- Opening Delimiter -

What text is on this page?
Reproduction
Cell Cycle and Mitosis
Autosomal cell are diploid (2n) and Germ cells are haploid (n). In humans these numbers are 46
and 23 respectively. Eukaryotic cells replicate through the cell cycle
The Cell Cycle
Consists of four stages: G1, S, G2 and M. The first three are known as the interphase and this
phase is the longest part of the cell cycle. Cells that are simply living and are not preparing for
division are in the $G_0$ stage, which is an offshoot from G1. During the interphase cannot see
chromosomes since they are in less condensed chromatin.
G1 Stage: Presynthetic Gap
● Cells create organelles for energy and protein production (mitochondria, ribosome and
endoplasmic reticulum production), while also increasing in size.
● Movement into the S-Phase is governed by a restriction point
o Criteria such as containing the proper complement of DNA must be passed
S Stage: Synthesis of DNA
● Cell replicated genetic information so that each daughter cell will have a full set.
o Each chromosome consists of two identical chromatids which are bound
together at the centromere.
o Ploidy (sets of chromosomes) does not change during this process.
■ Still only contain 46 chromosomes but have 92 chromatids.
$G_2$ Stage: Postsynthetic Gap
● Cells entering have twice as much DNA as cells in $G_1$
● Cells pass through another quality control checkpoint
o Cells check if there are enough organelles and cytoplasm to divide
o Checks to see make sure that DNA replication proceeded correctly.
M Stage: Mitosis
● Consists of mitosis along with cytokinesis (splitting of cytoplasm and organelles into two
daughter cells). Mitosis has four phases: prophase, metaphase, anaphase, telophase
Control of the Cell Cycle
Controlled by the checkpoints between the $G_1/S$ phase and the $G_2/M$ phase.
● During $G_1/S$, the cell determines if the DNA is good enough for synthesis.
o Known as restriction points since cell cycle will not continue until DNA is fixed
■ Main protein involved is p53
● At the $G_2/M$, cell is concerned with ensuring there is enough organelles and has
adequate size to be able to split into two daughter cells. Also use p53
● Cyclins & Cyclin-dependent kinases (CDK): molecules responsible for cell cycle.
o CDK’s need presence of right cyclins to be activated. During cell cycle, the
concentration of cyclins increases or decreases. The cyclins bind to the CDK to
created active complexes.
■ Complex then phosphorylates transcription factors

- Closing Delimiter -

__Aim of the exercise__:
Your answer should be the data above, retyped in full and unaltered.

__Exercise response__:
What text is on this page?
Reproduction
Cell Cycle and Mitosis
Autosomal cell are diploid (2n) and Germ cells are haploid (n). In humans these numbers are 46
and 23 respectively. Eukaryotic cells replicate through the cell cycle
The Cell Cycle
Consists of four stages: G1, S, G2 and M. The first three are known as the interphase and this
phase is the longest part of the cell cycle. Cells that are simply living and are not preparing for
division are in the $G_0$ stage, which is an offshoot from G1. During the interphase cannot see
chromosomes since they are in less condensed chromatin.
G1 Stage: Presynthetic Gap
● Cells create organelles for energy and protein production (mitochondria, ribosome and
endoplasmic reticulum production), while also increasing in size.
● Movement into the S-Phase is governed by a restriction point
o Criteria such as containing the proper complement of DNA must be passed
S Stage: Synthesis of DNA
● Cell replicated genetic information so that each daughter cell will have a full set.
o Each chromosome consists of two identical chromatids which are bound
together at the centromere.
o Ploidy (sets of chromosomes) does not change during this process.
■ Still only contain 46 chromosomes but have 92 chromatids.
$G_2$ Stage: Postsynthetic Gap
● Cells entering have twice as much DNA as cells in $G_1$
● Cells pass through another quality control checkpoint
o Cells check if there are enough organelles and cytoplasm to divide
o Checks to see make sure that DNA replication proceeded correctly.
M Stage: Mitosis
● Consists of mitosis along with cytokinesis (splitting of cytoplasm and organelles into two
daughter cells). Mitosis has four phases: prophase, metaphase, anaphase, telophase
Control of the Cell Cycle
Controlled by the checkpoints between the $G_1/S$ phase and the $G_2/M$ phase.
● During $G_1/S$, the cell determines if the DNA is good enough for synthesis.
o Known as restriction points since cell cycle will not continue until DNA is fixed
■ Main protein involved is p53
● At the $G_2/M$, cell is concerned with ensuring there is enough organelles and has
adequate size to be able to split into two daughter cells. Also use p53
● Cyclins & Cyclin-dependent kinases (CDK): molecules responsible for cell cycle.
o CDK’s need presence of right cyclins to be activated. During cell cycle, the
concentration of cyclins increases or decreases. The cyclins bind to the CDK to
created active complexes.
■ Complex then phosphorylates transcription factors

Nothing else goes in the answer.